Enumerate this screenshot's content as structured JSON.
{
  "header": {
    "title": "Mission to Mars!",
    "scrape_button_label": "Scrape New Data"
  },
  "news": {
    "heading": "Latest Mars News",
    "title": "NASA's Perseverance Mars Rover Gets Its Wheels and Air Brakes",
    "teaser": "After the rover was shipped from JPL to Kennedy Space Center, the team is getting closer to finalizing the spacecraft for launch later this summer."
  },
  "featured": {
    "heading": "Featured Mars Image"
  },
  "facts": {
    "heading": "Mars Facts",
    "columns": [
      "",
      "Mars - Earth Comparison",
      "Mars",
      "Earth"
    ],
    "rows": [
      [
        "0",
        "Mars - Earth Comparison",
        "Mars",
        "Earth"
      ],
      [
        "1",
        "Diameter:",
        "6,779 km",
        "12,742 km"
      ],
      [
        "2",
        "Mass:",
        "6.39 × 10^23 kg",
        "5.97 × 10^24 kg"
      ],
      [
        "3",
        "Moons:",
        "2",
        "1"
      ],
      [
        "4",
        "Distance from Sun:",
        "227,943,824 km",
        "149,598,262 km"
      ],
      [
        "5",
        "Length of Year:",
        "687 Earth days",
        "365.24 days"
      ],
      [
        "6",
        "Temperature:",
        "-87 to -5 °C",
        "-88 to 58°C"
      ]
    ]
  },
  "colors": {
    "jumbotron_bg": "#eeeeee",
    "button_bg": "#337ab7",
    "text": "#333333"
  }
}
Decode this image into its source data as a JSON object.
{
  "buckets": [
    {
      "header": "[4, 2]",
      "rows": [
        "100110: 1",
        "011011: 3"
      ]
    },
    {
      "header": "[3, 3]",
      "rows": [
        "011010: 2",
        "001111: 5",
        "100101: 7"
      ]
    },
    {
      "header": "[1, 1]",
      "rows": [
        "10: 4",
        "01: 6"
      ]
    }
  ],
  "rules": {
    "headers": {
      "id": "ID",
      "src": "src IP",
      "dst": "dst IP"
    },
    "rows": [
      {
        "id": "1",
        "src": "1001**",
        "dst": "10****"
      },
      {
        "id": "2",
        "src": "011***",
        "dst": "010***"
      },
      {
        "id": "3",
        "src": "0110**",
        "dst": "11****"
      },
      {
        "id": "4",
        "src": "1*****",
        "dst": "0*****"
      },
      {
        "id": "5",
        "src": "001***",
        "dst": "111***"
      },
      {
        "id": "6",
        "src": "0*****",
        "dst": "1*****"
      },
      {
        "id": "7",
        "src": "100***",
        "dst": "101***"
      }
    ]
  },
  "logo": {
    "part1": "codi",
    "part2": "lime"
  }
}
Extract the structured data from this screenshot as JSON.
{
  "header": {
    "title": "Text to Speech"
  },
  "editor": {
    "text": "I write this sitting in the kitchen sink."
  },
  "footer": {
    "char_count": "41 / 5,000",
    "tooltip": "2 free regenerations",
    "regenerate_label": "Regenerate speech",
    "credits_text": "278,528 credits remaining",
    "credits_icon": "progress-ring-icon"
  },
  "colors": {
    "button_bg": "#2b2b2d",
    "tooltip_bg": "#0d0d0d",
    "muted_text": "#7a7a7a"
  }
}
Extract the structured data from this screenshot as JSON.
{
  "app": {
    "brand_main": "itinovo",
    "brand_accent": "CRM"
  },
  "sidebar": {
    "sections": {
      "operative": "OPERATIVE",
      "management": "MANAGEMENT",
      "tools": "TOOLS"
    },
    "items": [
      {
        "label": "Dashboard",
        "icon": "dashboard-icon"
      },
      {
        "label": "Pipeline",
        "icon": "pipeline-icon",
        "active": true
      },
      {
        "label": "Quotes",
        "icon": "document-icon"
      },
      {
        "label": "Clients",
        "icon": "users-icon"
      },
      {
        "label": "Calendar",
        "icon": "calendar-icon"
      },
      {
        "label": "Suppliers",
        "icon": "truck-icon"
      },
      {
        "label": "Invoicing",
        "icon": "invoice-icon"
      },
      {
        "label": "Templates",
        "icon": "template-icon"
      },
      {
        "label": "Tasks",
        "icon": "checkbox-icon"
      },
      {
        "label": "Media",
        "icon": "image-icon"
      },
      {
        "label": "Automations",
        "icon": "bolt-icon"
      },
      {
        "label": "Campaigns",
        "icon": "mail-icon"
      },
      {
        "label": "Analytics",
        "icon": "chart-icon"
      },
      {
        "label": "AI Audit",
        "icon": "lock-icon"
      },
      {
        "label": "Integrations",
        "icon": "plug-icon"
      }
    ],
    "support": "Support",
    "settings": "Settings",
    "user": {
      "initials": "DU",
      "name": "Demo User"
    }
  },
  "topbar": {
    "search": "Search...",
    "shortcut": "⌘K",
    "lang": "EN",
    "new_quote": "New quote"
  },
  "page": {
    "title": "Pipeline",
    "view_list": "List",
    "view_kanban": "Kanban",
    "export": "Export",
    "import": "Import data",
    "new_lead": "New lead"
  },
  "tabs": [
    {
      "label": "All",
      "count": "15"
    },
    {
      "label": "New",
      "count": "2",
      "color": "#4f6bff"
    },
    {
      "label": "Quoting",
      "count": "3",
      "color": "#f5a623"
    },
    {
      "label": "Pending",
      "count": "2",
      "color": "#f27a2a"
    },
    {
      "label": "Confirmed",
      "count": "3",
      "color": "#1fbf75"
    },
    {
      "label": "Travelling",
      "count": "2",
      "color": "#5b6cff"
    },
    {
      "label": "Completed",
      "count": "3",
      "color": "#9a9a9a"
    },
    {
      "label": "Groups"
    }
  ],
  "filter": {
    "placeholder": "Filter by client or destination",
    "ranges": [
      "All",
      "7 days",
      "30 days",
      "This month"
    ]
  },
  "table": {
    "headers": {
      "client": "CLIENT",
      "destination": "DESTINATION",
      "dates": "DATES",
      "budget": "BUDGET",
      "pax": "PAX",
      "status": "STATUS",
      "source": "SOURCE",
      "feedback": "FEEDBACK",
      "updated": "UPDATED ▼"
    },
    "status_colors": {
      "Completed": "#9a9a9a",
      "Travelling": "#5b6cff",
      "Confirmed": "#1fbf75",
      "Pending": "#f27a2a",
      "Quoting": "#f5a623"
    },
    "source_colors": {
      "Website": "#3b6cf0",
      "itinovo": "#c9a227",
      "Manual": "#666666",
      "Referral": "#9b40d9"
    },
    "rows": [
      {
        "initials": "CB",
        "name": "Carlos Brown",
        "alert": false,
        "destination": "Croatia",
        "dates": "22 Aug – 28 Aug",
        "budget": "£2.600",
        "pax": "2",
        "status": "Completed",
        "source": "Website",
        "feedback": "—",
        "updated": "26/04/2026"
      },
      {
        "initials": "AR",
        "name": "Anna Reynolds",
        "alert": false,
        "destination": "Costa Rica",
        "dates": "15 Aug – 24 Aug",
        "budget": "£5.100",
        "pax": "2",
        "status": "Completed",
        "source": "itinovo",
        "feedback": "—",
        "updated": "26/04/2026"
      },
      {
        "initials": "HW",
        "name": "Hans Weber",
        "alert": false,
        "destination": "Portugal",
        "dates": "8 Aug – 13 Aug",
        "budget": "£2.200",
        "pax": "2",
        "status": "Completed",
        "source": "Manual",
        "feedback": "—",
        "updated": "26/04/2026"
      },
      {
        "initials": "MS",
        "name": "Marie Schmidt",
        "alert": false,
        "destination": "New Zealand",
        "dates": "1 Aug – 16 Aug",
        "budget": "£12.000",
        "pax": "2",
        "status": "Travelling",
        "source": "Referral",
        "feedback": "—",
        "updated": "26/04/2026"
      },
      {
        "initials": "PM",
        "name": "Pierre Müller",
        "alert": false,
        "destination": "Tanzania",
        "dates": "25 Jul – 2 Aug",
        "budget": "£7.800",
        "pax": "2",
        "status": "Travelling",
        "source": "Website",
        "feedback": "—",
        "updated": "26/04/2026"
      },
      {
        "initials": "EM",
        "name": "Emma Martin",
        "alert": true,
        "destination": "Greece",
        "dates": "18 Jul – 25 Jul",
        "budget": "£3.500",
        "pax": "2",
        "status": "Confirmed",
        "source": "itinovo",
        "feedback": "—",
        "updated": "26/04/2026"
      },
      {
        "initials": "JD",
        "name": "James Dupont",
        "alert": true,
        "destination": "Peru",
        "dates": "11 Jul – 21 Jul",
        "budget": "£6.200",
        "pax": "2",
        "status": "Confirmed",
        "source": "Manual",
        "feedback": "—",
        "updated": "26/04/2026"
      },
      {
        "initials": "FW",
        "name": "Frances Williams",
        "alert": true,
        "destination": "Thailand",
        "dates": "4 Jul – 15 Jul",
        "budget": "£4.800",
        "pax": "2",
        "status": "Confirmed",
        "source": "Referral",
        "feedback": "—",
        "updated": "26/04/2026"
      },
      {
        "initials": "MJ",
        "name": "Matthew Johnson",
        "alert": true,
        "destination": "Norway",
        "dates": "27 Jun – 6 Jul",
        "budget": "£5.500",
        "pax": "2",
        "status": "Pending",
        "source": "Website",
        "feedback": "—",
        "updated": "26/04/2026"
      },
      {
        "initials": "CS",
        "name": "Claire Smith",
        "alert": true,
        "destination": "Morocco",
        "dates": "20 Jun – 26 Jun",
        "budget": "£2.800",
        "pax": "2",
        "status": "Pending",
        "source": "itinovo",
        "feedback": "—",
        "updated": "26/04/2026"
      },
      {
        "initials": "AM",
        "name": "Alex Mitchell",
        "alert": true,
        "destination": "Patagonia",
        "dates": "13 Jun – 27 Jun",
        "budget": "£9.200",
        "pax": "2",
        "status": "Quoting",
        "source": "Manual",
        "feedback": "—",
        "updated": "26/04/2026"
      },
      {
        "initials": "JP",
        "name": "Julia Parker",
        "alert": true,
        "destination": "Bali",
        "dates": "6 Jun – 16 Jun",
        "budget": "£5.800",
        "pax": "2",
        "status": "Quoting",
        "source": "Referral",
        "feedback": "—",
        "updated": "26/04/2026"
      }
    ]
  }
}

◆ **WHAT YOU ARE ASKED TO DO**
Out of the records, collect only those lines that contain the string "Earth".

◆ **RESULT FOR THIS EXERCISE**
      "Mars - Earth Comparison",
      "Earth"
        "Mars - Earth Comparison",
        "Earth"
        "687 Earth days",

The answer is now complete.